[DATASET CONTENT]:
====

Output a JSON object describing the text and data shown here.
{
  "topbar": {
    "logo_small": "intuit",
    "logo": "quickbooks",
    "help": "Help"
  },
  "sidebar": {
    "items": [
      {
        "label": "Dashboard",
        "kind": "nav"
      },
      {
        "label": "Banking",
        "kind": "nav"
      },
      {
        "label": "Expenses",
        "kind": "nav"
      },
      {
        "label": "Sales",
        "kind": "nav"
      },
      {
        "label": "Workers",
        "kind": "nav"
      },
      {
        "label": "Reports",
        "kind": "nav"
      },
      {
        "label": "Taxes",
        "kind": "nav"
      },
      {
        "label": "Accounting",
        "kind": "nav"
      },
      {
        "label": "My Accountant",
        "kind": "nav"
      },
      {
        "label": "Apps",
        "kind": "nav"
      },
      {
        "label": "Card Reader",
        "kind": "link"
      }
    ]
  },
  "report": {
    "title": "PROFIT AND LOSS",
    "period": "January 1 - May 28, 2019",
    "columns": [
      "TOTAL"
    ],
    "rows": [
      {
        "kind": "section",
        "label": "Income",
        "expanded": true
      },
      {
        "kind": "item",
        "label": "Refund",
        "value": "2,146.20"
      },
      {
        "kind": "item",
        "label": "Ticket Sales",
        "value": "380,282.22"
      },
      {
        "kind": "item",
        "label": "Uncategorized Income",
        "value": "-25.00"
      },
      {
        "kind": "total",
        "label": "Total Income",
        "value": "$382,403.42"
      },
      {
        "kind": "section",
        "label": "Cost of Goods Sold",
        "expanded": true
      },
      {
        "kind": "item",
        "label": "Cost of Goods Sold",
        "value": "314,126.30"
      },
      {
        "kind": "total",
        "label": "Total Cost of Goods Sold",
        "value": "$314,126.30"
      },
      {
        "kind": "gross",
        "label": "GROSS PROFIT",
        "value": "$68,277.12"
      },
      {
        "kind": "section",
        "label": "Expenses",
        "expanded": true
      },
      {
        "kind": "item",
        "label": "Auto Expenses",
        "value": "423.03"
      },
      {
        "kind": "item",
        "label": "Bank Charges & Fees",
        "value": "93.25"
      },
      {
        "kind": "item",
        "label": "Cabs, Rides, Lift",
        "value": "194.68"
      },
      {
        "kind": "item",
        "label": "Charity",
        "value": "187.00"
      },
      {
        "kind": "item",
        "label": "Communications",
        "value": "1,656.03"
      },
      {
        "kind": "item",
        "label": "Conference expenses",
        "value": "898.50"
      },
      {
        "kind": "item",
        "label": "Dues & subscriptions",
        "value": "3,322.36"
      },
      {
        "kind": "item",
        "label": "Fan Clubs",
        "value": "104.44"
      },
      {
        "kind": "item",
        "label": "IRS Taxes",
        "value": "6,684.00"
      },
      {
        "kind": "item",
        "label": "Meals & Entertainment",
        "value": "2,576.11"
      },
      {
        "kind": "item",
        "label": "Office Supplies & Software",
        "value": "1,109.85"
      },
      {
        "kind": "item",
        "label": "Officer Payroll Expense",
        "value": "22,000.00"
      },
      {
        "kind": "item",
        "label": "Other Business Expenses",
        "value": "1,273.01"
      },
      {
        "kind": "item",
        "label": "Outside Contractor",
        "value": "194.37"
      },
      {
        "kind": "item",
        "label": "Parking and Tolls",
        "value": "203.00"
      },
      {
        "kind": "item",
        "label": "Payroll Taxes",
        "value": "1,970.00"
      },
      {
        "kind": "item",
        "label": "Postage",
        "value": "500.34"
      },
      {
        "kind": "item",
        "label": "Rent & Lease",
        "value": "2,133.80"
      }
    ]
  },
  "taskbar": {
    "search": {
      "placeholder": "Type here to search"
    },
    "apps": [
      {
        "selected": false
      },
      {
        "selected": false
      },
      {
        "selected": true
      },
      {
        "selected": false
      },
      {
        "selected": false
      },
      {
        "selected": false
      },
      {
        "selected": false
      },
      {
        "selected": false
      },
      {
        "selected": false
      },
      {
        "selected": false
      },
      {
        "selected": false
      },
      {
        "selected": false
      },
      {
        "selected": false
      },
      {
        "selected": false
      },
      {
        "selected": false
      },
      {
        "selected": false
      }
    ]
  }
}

====

[EXERCISE PROMPT]:
Search the data above for the string "here" and return every line that has it.

[RESULT FOR THIS TASK]:
Output a JSON object describing the text and data shown here.
      "placeholder": "Type here to search"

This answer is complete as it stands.